→ Work instructions:
Reproduce every record below exactly as written, but leave out any pictures.

::: Data listing

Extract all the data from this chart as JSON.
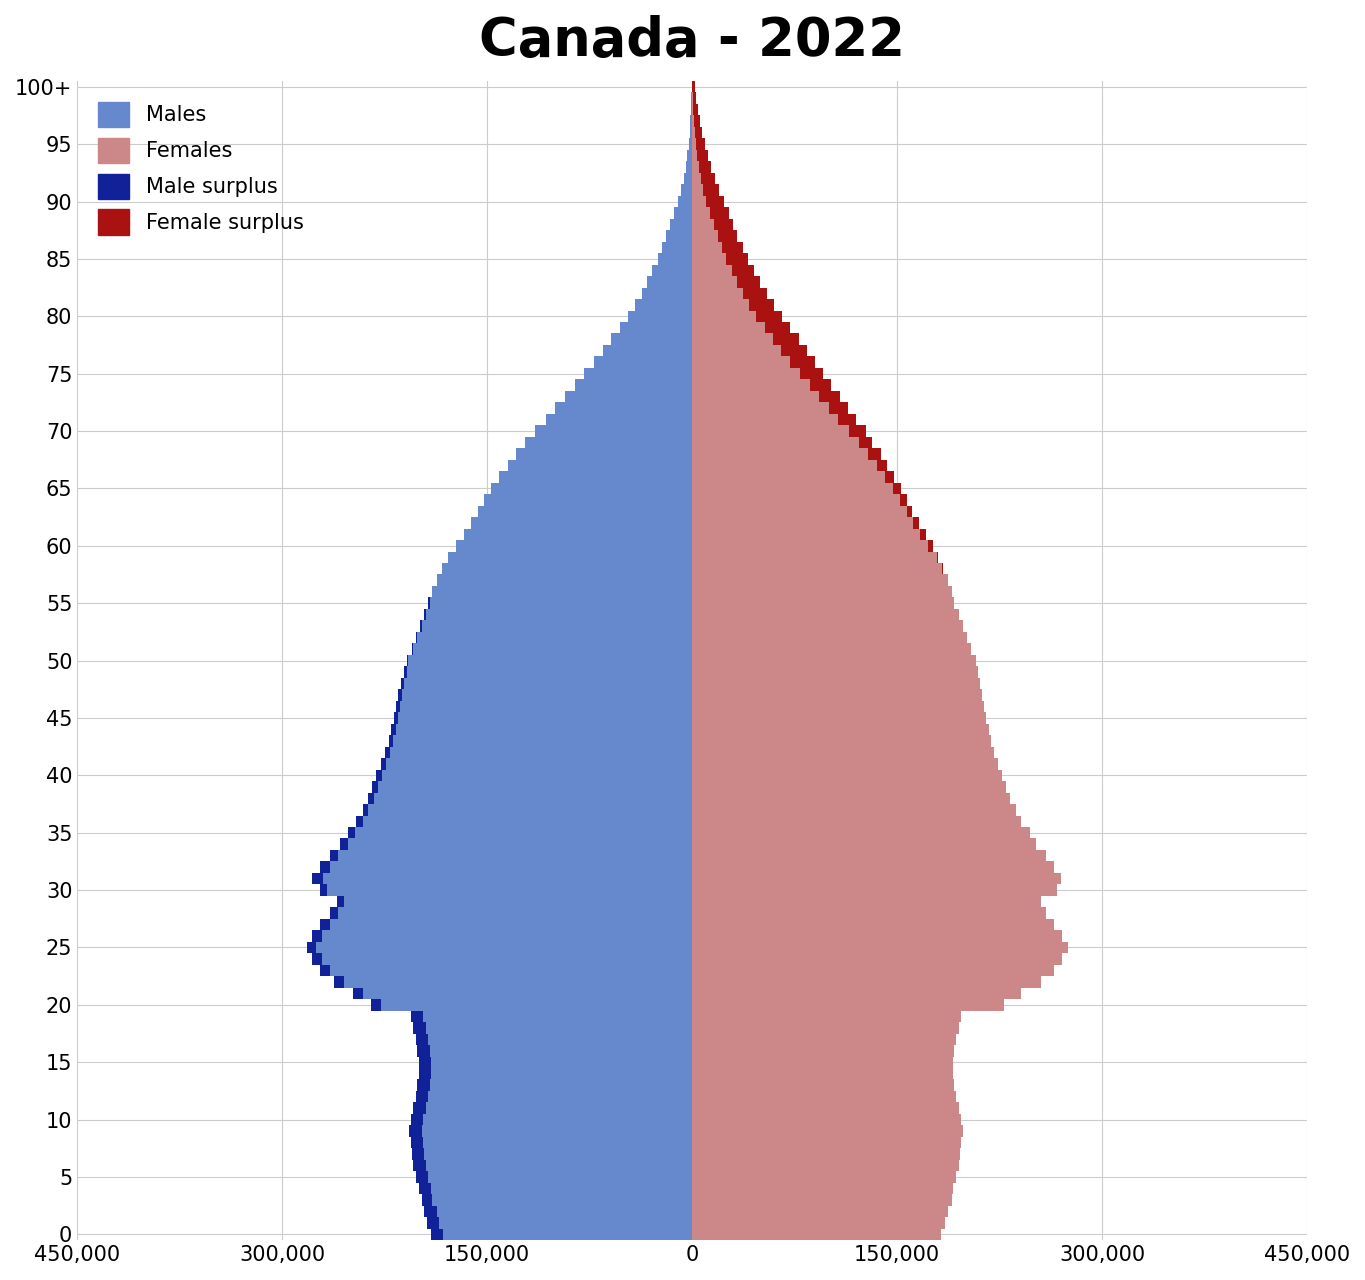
{
  "title": "Canada - 2022",
  "title_fontsize": 38,
  "title_fontweight": "bold",
  "male_color": "#6688CC",
  "female_color": "#CC8888",
  "male_surplus_color": "#112299",
  "female_surplus_color": "#AA1111",
  "background_color": "#FFFFFF",
  "grid_color": "#CCCCCC",
  "xlim": 450000,
  "xticks": [
    -450000,
    -300000,
    -150000,
    0,
    150000,
    300000,
    450000
  ],
  "xticklabels": [
    "450,000",
    "300,000",
    "150,000",
    "0",
    "150,000",
    "300,000",
    "450,000"
  ],
  "ages": [
    0,
    1,
    2,
    3,
    4,
    5,
    6,
    7,
    8,
    9,
    10,
    11,
    12,
    13,
    14,
    15,
    16,
    17,
    18,
    19,
    20,
    21,
    22,
    23,
    24,
    25,
    26,
    27,
    28,
    29,
    30,
    31,
    32,
    33,
    34,
    35,
    36,
    37,
    38,
    39,
    40,
    41,
    42,
    43,
    44,
    45,
    46,
    47,
    48,
    49,
    50,
    51,
    52,
    53,
    54,
    55,
    56,
    57,
    58,
    59,
    60,
    61,
    62,
    63,
    64,
    65,
    66,
    67,
    68,
    69,
    70,
    71,
    72,
    73,
    74,
    75,
    76,
    77,
    78,
    79,
    80,
    81,
    82,
    83,
    84,
    85,
    86,
    87,
    88,
    89,
    90,
    91,
    92,
    93,
    94,
    95,
    96,
    97,
    98,
    99,
    100
  ],
  "males": [
    191000,
    194000,
    196000,
    198000,
    200000,
    202000,
    204000,
    205000,
    206000,
    207000,
    206000,
    204000,
    202000,
    201000,
    200000,
    200000,
    201000,
    202000,
    204000,
    206000,
    235000,
    248000,
    262000,
    272000,
    278000,
    282000,
    278000,
    272000,
    265000,
    260000,
    272000,
    278000,
    272000,
    265000,
    258000,
    252000,
    246000,
    241000,
    237000,
    234000,
    231000,
    228000,
    225000,
    222000,
    220000,
    218000,
    217000,
    215000,
    213000,
    211000,
    209000,
    205000,
    202000,
    199000,
    196000,
    193000,
    190000,
    187000,
    183000,
    179000,
    173000,
    167000,
    162000,
    157000,
    152000,
    147000,
    141000,
    135000,
    129000,
    122000,
    115000,
    107000,
    100000,
    93000,
    86000,
    79000,
    72000,
    65000,
    59000,
    53000,
    47000,
    42000,
    37000,
    33000,
    29000,
    25000,
    22000,
    19000,
    16000,
    13000,
    10000,
    8000,
    6200,
    4700,
    3500,
    2500,
    1800,
    1200,
    780,
    470,
    250
  ],
  "females": [
    182000,
    185000,
    187000,
    190000,
    191000,
    193000,
    195000,
    196000,
    197000,
    198000,
    197000,
    195000,
    193000,
    192000,
    191000,
    191000,
    192000,
    193000,
    195000,
    197000,
    228000,
    241000,
    255000,
    265000,
    271000,
    275000,
    271000,
    265000,
    259000,
    255000,
    267000,
    270000,
    265000,
    259000,
    252000,
    247000,
    241000,
    237000,
    233000,
    230000,
    227000,
    224000,
    221000,
    219000,
    217000,
    215000,
    214000,
    212000,
    211000,
    209000,
    208000,
    204000,
    201000,
    198000,
    195000,
    192000,
    190000,
    187000,
    184000,
    180000,
    176000,
    171000,
    166000,
    161000,
    157000,
    153000,
    148000,
    143000,
    138000,
    132000,
    127000,
    120000,
    114000,
    108000,
    102000,
    96000,
    90000,
    84000,
    78000,
    72000,
    66000,
    60000,
    55000,
    50000,
    45000,
    41000,
    37000,
    33000,
    30000,
    27000,
    23000,
    20000,
    17000,
    14000,
    11500,
    9200,
    7200,
    5500,
    4100,
    3000,
    2100
  ]
}
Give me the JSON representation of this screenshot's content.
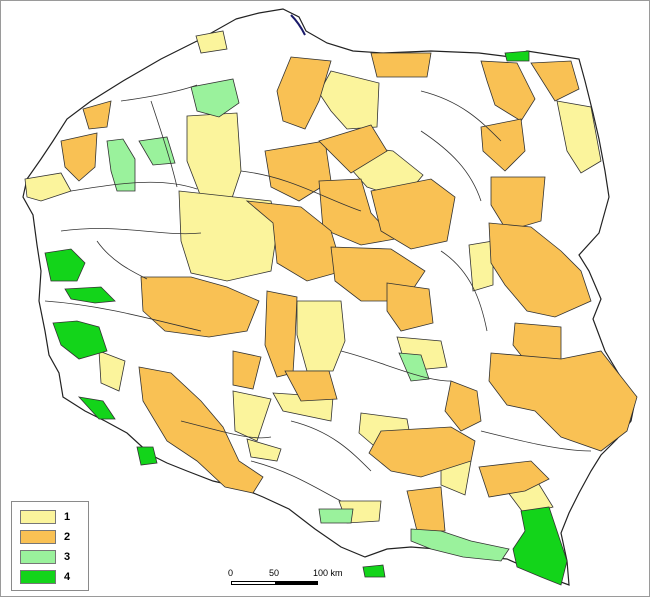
{
  "legend": {
    "items": [
      {
        "label": "1",
        "color": "#fbf49c"
      },
      {
        "label": "2",
        "color": "#f9c154"
      },
      {
        "label": "3",
        "color": "#9af29c"
      },
      {
        "label": "4",
        "color": "#13d41a"
      }
    ]
  },
  "scale": {
    "ticks": [
      "0",
      "50",
      "100 km"
    ]
  },
  "colors": {
    "class_none": "#ffffff",
    "boundary": "#333333",
    "sea": "#000000"
  }
}
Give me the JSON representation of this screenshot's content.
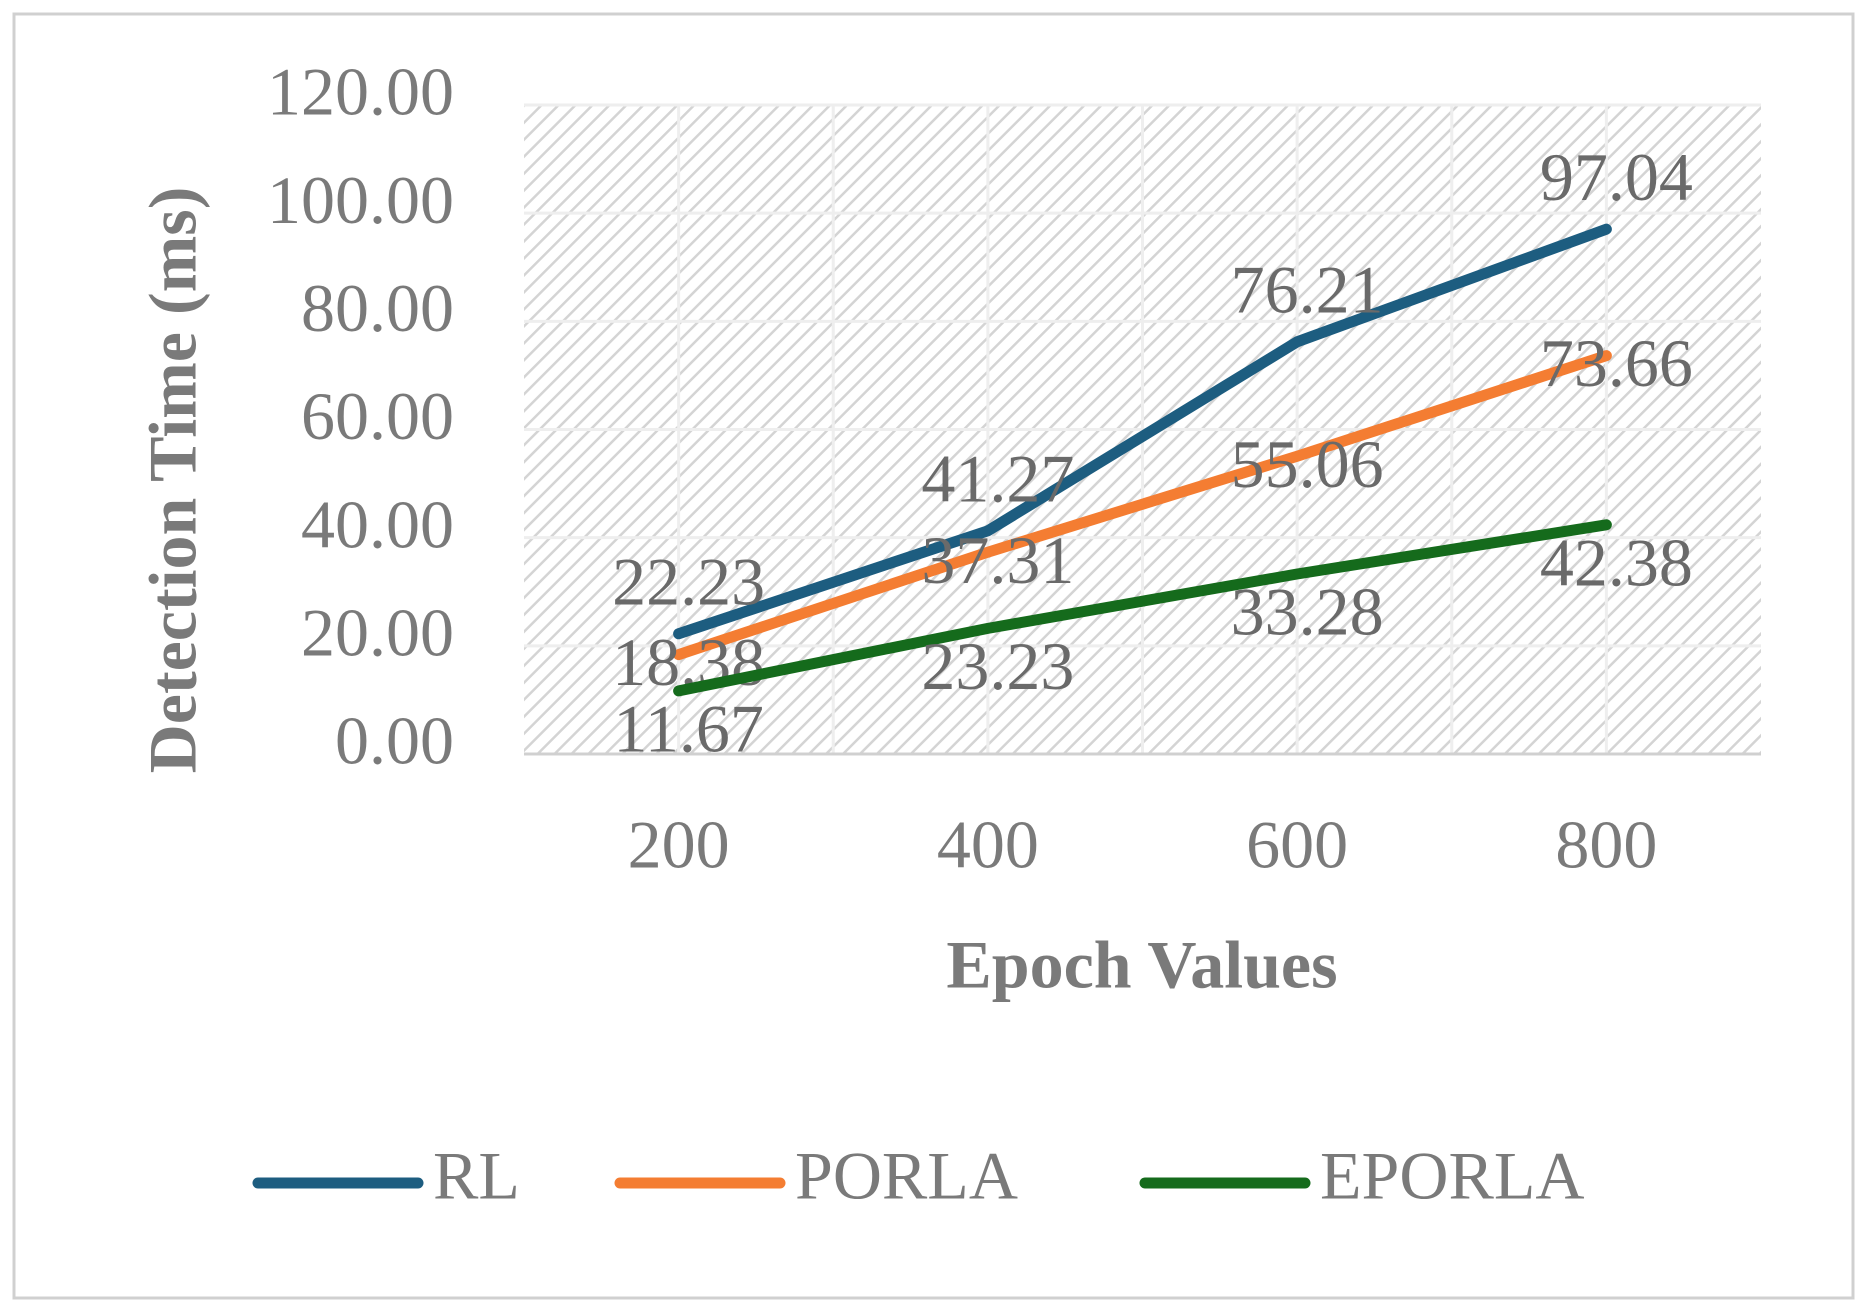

::::::

→ Exercise response:
Extract all the data from this chart as JSON.
{
  "title": "Canada - 2022",
  "title_fontsize": 38,
  "title_fontweight": "bold",
  "male_color": "#6688CC",
  "female_color": "#CC8888",
  "male_surplus_color": "#112299",
  "female_surplus_color": "#AA1111",
  "background_color": "#FFFFFF",
  "grid_color": "#CCCCCC",
  "xlim": 450000,
  "xticks": [
    -450000,
    -300000,
    -150000,
    0,
    150000,
    300000,
    450000
  ],
  "xticklabels": [
    "450,000",
    "300,000",
    "150,000",
    "0",
    "150,000",
    "300,000",
    "450,000"
  ],
  "ages": [
    0,
    1,
    2,
    3,
    4,
    5,
    6,
    7,
    8,
    9,
    10,
    11,
    12,
    13,
    14,
    15,
    16,
    17,
    18,
    19,
    20,
    21,
    22,
    23,
    24,
    25,
    26,
    27,
    28,
    29,
    30,
    31,
    32,
    33,
    34,
    35,
    36,
    37,
    38,
    39,
    40,
    41,
    42,
    43,
    44,
    45,
    46,
    47,
    48,
    49,
    50,
    51,
    52,
    53,
    54,
    55,
    56,
    57,
    58,
    59,
    60,
    61,
    62,
    63,
    64,
    65,
    66,
    67,
    68,
    69,
    70,
    71,
    72,
    73,
    74,
    75,
    76,
    77,
    78,
    79,
    80,
    81,
    82,
    83,
    84,
    85,
    86,
    87,
    88,
    89,
    90,
    91,
    92,
    93,
    94,
    95,
    96,
    97,
    98,
    99,
    100
  ],
  "males": [
    191000,
    194000,
    196000,
    198000,
    200000,
    202000,
    204000,
    205000,
    206000,
    207000,
    206000,
    204000,
    202000,
    201000,
    200000,
    200000,
    201000,
    202000,
    204000,
    206000,
    235000,
    248000,
    262000,
    272000,
    278000,
    282000,
    278000,
    272000,
    265000,
    260000,
    272000,
    278000,
    272000,
    265000,
    258000,
    252000,
    246000,
    241000,
    237000,
    234000,
    231000,
    228000,
    225000,
    222000,
    220000,
    218000,
    217000,
    215000,
    213000,
    211000,
    209000,
    205000,
    202000,
    199000,
    196000,
    193000,
    190000,
    187000,
    183000,
    179000,
    173000,
    167000,
    162000,
    157000,
    152000,
    147000,
    141000,
    135000,
    129000,
    122000,
    115000,
    107000,
    100000,
    93000,
    86000,
    79000,
    72000,
    65000,
    59000,
    53000,
    47000,
    42000,
    37000,
    33000,
    29000,
    25000,
    22000,
    19000,
    16000,
    13000,
    10000,
    8000,
    6200,
    4700,
    3500,
    2500,
    1800,
    1200,
    780,
    470,
    250
  ],
  "females": [
    182000,
    185000,
    187000,
    190000,
    191000,
    193000,
    195000,
    196000,
    197000,
    198000,
    197000,
    195000,
    193000,
    192000,
    191000,
    191000,
    192000,
    193000,
    195000,
    197000,
    228000,
    241000,
    255000,
    265000,
    271000,
    275000,
    271000,
    265000,
    259000,
    255000,
    267000,
    270000,
    265000,
    259000,
    252000,
    247000,
    241000,
    237000,
    233000,
    230000,
    227000,
    224000,
    221000,
    219000,
    217000,
    215000,
    214000,
    212000,
    211000,
    209000,
    208000,
    204000,
    201000,
    198000,
    195000,
    192000,
    190000,
    187000,
    184000,
    180000,
    176000,
    171000,
    166000,
    161000,
    157000,
    153000,
    148000,
    143000,
    138000,
    132000,
    127000,
    120000,
    114000,
    108000,
    102000,
    96000,
    90000,
    84000,
    78000,
    72000,
    66000,
    60000,
    55000,
    50000,
    45000,
    41000,
    37000,
    33000,
    30000,
    27000,
    23000,
    20000,
    17000,
    14000,
    11500,
    9200,
    7200,
    5500,
    4100,
    3000,
    2100
  ]
}
Give me the JSON representation of this screenshot's content.
{
  "legend": {
    "items": [
      {
        "label": "1",
        "color": "#fbf49c"
      },
      {
        "label": "2",
        "color": "#f9c154"
      },
      {
        "label": "3",
        "color": "#9af29c"
      },
      {
        "label": "4",
        "color": "#13d41a"
      }
    ]
  },
  "scale": {
    "ticks": [
      "0",
      "50",
      "100 km"
    ]
  },
  "colors": {
    "class_none": "#ffffff",
    "boundary": "#333333",
    "sea": "#000000"
  }
}
Give me the JSON representation of this screenshot's content.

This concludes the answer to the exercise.